WHAT IS ASKED:
Render the records below as a Markdown table with the columns Row and Line. Put a running number in Row and one line per row, and leave out any blank lines.

EXCERPTED RECORDS:
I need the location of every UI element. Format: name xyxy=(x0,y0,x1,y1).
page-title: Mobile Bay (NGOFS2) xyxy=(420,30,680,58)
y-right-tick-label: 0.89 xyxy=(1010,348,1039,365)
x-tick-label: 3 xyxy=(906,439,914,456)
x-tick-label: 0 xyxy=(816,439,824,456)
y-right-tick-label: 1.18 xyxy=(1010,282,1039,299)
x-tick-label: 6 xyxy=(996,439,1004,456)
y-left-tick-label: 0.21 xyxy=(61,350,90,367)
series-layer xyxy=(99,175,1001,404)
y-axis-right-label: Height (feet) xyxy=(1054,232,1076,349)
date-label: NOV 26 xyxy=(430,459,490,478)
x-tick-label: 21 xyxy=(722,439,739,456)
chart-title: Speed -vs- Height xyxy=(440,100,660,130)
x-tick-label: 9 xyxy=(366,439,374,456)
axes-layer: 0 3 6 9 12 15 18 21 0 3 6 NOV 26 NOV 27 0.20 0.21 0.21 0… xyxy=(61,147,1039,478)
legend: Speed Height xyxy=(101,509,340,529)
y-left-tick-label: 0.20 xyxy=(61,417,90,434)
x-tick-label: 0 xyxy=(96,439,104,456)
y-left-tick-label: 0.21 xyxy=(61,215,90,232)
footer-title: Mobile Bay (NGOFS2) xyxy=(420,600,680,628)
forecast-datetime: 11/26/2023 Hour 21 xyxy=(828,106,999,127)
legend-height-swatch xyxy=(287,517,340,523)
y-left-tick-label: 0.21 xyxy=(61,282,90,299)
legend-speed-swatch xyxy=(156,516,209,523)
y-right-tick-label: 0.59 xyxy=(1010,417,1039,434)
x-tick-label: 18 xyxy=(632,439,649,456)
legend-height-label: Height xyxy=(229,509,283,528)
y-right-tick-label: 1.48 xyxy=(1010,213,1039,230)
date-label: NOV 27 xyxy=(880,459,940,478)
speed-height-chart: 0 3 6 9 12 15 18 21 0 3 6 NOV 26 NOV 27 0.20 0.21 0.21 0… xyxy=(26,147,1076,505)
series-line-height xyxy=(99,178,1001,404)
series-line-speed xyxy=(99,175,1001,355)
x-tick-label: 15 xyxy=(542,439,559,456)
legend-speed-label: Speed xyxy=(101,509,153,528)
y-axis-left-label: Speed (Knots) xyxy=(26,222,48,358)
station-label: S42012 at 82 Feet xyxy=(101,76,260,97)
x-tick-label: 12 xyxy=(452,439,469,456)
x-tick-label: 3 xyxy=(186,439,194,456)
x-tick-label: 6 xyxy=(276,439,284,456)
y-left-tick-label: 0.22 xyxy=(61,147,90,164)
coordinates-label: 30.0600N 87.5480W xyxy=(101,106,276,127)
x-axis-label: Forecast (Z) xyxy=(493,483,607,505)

PROBLEM SOLUTION:
| Row | Line |
|---|---|
| 1 | I need the location of every UI element. Format: name xyxy=(x0,y0,x1,y1). |
| 2 | page-title: Mobile Bay (NGOFS2) xyxy=(420,30,680,58) |
| 3 | y-right-tick-label: 0.89 xyxy=(1010,348,1039,365) |
| 4 | x-tick-label: 3 xyxy=(906,439,914,456) |
| 5 | x-tick-label: 0 xyxy=(816,439,824,456) |
| 6 | y-right-tick-label: 1.18 xyxy=(1010,282,1039,299) |
| 7 | x-tick-label: 6 xyxy=(996,439,1004,456) |
| 8 | y-left-tick-label: 0.21 xyxy=(61,350,90,367) |
| 9 | series-layer xyxy=(99,175,1001,404) |
| 10 | y-axis-right-label: Height (feet) xyxy=(1054,232,1076,349) |
| 11 | date-label: NOV 26 xyxy=(430,459,490,478) |
| 12 | x-tick-label: 21 xyxy=(722,439,739,456) |
| 13 | chart-title: Speed -vs- Height xyxy=(440,100,660,130) |
| 14 | x-tick-label: 9 xyxy=(366,439,374,456) |
| 15 | axes-layer: 0 3 6 9 12 15 18 21 0 3 6 NOV 26 NOV 27 0.20 0.21 0.21 0… xyxy=(61,147,1039,478) |
| 16 | legend: Speed Height xyxy=(101,509,340,529) |
| 17 | y-left-tick-label: 0.20 xyxy=(61,417,90,434) |
| 18 | x-tick-label: 0 xyxy=(96,439,104,456) |
| 19 | y-left-tick-label: 0.21 xyxy=(61,215,90,232) |
| 20 | footer-title: Mobile Bay (NGOFS2) xyxy=(420,600,680,628) |
| 21 | forecast-datetime: 11/26/2023 Hour 21 xyxy=(828,106,999,127) |
| 22 | legend-height-swatch xyxy=(287,517,340,523) |
| 23 | y-left-tick-label: 0.21 xyxy=(61,282,90,299) |
| 24 | legend-speed-swatch xyxy=(156,516,209,523) |
| 25 | y-right-tick-label: 0.59 xyxy=(1010,417,1039,434) |
| 26 | x-tick-label: 18 xyxy=(632,439,649,456) |
| 27 | legend-height-label: Height xyxy=(229,509,283,528) |
| 28 | y-right-tick-label: 1.48 xyxy=(1010,213,1039,230) |
| 29 | date-label: NOV 27 xyxy=(880,459,940,478) |
| 30 | speed-height-chart: 0 3 6 9 12 15 18 21 0 3 6 NOV 26 NOV 27 0.20 0.21 0.21 0… xyxy=(26,147,1076,505) |
| 31 | series-line-height xyxy=(99,178,1001,404) |
| 32 | series-line-speed xyxy=(99,175,1001,355) |
| 33 | x-tick-label: 15 xyxy=(542,439,559,456) |
| 34 | legend-speed-label: Speed xyxy=(101,509,153,528) |
| 35 | y-axis-left-label: Speed (Knots) xyxy=(26,222,48,358) |
| 36 | station-label: S42012 at 82 Feet xyxy=(101,76,260,97) |
| 37 | x-tick-label: 12 xyxy=(452,439,469,456) |
| 38 | x-tick-label: 3 xyxy=(186,439,194,456) |
| 39 | x-tick-label: 6 xyxy=(276,439,284,456) |
| 40 | y-left-tick-label: 0.22 xyxy=(61,147,90,164) |
| 41 | coordinates-label: 30.0600N 87.5480W xyxy=(101,106,276,127) |
| 42 | x-axis-label: Forecast (Z) xyxy=(493,483,607,505) |